Gather the lines below that include the string "delayMicroseconds", copying each in full.

::::

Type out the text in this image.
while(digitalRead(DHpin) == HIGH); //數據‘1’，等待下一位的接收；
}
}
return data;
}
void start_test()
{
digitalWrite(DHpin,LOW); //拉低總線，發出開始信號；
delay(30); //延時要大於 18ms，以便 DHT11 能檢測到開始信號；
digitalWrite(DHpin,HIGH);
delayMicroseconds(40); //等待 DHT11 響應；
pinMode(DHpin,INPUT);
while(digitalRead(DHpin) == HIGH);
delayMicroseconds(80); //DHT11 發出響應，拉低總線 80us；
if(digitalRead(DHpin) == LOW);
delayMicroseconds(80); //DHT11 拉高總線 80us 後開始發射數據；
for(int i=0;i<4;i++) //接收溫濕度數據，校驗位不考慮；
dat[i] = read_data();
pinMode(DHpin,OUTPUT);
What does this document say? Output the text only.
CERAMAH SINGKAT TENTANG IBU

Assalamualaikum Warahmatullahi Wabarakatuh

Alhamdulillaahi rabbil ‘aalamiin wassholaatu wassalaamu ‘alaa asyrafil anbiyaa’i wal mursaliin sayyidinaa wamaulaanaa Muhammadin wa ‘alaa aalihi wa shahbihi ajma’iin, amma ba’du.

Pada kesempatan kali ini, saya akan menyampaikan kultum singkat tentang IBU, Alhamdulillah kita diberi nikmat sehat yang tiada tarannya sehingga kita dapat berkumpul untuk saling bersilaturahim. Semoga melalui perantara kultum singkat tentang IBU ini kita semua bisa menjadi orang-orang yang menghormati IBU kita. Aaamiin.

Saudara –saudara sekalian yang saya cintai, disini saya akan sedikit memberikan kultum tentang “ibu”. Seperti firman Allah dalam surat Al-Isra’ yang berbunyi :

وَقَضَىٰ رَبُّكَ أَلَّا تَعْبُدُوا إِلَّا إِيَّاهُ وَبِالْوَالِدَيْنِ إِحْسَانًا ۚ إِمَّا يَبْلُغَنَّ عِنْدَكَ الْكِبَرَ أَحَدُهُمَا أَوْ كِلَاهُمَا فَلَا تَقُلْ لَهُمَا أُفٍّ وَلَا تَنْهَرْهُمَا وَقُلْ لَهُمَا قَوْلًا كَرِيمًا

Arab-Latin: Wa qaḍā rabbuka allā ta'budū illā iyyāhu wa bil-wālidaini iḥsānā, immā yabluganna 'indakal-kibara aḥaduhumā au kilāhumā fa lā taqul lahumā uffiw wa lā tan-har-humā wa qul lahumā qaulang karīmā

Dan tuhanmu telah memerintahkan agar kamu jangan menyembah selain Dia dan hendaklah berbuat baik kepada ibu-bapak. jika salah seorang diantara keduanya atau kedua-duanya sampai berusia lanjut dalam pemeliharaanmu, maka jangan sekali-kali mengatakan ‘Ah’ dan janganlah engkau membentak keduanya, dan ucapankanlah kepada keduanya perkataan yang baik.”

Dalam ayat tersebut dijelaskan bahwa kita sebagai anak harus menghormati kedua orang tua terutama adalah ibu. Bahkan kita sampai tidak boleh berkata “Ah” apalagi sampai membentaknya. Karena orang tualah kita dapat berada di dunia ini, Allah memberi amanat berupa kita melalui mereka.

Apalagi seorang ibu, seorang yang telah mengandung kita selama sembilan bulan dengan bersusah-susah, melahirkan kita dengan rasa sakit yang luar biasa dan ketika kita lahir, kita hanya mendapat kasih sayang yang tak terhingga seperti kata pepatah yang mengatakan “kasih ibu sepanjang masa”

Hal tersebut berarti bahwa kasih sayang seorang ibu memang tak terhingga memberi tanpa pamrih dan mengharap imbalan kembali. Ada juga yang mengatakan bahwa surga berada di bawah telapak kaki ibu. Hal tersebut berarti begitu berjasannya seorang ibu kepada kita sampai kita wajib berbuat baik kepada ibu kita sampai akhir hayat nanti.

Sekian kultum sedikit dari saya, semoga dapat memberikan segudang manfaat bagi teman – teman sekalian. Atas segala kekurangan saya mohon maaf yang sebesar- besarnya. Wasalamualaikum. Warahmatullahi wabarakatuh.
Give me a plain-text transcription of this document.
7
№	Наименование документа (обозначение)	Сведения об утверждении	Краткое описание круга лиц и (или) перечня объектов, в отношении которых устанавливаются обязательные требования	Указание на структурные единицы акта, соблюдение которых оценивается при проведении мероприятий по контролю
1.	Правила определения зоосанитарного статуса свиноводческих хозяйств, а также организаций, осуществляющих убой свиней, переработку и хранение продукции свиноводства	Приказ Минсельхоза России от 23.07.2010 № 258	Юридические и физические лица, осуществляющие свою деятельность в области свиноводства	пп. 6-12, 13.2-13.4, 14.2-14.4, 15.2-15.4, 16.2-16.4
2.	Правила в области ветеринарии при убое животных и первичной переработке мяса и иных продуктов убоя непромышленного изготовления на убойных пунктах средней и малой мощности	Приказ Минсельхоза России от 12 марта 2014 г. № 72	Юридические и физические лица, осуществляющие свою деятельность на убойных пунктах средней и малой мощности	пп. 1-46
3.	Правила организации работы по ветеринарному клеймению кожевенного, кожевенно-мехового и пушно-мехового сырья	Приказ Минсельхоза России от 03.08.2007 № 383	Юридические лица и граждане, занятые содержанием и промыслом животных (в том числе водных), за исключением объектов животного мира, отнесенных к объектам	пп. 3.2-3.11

::::

▶ [Solution for this problem]
delayMicroseconds(40); //等待 DHT11 響應；
delayMicroseconds(80); //DHT11 發出響應，拉低總線 80us；
delayMicroseconds(80); //DHT11 拉高總線 80us 後開始發射數據；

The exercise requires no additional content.